* [Excerpt from a dataset]

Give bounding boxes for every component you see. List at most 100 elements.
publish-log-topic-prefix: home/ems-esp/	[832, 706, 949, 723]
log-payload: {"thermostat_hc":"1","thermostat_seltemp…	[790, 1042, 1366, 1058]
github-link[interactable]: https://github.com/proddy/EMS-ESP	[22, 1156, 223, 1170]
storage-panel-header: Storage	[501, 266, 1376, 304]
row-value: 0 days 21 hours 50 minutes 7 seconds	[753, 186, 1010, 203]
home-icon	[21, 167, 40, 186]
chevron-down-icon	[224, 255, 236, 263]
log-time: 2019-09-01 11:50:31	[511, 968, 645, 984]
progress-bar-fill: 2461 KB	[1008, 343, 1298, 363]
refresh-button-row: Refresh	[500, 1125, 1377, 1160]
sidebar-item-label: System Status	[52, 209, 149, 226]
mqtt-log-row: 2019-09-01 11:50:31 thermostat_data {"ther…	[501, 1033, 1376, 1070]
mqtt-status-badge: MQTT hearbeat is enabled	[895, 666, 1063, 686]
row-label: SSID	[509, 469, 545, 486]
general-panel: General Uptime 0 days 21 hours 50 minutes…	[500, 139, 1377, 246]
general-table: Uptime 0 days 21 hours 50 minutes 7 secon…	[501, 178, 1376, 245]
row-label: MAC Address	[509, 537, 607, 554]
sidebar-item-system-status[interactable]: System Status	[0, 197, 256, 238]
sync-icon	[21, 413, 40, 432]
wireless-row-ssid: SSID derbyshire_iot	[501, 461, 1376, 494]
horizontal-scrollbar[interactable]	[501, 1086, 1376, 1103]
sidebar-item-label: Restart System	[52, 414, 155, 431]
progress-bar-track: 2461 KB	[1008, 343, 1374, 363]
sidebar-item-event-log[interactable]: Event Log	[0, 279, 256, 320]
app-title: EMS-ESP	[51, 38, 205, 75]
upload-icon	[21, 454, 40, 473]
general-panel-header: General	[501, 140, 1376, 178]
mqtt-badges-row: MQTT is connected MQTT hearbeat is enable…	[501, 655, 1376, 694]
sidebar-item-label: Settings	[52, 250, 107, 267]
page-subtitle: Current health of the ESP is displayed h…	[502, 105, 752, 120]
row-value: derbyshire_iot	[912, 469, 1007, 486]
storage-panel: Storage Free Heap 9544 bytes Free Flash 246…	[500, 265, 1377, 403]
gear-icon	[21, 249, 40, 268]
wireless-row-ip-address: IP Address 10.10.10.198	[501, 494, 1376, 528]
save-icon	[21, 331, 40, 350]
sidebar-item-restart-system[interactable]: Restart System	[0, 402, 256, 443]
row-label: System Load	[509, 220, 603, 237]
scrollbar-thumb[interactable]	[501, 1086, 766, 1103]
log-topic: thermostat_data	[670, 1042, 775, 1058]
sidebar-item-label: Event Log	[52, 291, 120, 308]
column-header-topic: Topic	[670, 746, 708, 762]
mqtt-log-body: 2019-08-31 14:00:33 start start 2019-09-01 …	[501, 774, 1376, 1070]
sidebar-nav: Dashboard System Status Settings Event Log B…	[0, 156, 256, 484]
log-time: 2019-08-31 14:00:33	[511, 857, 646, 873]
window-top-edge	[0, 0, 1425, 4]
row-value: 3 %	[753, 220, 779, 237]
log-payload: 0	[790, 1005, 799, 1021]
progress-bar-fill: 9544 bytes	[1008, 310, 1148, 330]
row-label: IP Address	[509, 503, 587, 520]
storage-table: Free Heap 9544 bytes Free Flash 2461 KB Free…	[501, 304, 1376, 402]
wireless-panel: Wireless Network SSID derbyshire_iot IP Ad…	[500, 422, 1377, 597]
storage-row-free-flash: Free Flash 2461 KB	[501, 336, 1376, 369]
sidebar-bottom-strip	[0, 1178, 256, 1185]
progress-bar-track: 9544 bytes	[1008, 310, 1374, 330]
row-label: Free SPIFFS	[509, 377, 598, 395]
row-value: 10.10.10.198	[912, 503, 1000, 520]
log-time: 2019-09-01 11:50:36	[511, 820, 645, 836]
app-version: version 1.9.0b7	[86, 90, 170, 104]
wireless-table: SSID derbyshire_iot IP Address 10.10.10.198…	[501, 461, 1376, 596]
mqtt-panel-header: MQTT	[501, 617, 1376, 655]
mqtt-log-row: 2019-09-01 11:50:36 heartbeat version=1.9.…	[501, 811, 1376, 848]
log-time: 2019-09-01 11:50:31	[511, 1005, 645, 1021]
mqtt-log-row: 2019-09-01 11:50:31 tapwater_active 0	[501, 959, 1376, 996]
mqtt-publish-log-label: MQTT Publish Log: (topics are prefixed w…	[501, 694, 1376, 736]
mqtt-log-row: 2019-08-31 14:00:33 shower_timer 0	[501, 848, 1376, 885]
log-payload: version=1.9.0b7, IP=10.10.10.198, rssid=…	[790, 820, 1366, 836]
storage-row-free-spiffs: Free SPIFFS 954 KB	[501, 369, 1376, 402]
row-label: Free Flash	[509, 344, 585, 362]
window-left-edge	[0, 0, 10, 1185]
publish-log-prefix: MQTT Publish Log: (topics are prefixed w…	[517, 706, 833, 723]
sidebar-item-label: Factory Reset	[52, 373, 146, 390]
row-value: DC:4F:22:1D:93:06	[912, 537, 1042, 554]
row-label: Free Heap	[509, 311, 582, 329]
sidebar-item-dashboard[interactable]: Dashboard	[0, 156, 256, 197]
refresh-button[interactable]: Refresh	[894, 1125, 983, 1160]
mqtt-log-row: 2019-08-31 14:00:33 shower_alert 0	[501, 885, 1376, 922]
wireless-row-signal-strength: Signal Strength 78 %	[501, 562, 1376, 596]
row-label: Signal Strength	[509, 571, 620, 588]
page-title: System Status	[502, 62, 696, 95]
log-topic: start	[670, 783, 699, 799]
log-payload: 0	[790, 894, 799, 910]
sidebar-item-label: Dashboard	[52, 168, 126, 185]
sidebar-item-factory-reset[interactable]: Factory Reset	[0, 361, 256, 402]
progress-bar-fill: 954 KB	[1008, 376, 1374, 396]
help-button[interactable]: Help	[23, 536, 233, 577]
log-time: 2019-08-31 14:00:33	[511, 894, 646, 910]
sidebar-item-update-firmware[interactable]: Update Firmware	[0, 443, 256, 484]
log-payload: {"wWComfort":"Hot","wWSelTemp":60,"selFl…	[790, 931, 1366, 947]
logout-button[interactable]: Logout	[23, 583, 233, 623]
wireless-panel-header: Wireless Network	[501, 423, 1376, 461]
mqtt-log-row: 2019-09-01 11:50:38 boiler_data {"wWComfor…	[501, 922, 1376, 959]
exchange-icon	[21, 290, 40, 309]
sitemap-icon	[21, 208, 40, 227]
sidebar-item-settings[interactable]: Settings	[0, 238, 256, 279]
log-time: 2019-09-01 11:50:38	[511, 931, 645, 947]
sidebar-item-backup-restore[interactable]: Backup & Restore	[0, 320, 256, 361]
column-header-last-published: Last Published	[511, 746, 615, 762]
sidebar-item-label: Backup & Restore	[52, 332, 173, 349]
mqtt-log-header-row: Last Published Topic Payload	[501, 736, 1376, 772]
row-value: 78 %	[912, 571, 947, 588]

* [THE EXERCISE]
Output the rows as a JSON list of strings, one string per line, leaving out blank lines. Begin at the first line of the rows and stop after the line that contains "1086, 1376, 1103]".

* [RESPONSE TO THE EXERCISE]
[
  "Give bounding boxes for every component you see. List at most 100 elements.",
  "publish-log-topic-prefix: home/ems-esp/\t[832, 706, 949, 723]",
  "log-payload: {\"thermostat_hc\":\"1\",\"thermostat_seltemp…\t[790, 1042, 1366, 1058]",
  "github-link[interactable]: https://github.com/proddy/EMS-ESP\t[22, 1156, 223, 1170]",
  "storage-panel-header: Storage\t[501, 266, 1376, 304]",
  "row-value: 0 days 21 hours 50 minutes 7 seconds\t[753, 186, 1010, 203]",
  "home-icon\t[21, 167, 40, 186]",
  "chevron-down-icon\t[224, 255, 236, 263]",
  "log-time: 2019-09-01 11:50:31\t[511, 968, 645, 984]",
  "progress-bar-fill: 2461 KB\t[1008, 343, 1298, 363]",
  "refresh-button-row: Refresh\t[500, 1125, 1377, 1160]",
  "sidebar-item-label: System Status\t[52, 209, 149, 226]",
  "mqtt-log-row: 2019-09-01 11:50:31 thermostat_data {\"ther…\t[501, 1033, 1376, 1070]",
  "mqtt-status-badge: MQTT hearbeat is enabled\t[895, 666, 1063, 686]",
  "row-label: SSID\t[509, 469, 545, 486]",
  "general-panel: General Uptime 0 days 21 hours 50 minutes…\t[500, 139, 1377, 246]",
  "general-table: Uptime 0 days 21 hours 50 minutes 7 secon…\t[501, 178, 1376, 245]",
  "row-label: MAC Address\t[509, 537, 607, 554]",
  "sidebar-item-system-status[interactable]: System Status\t[0, 197, 256, 238]",
  "sync-icon\t[21, 413, 40, 432]",
  "wireless-row-ssid: SSID derbyshire_iot\t[501, 461, 1376, 494]",
  "horizontal-scrollbar[interactable]\t[501, 1086, 1376, 1103]"
]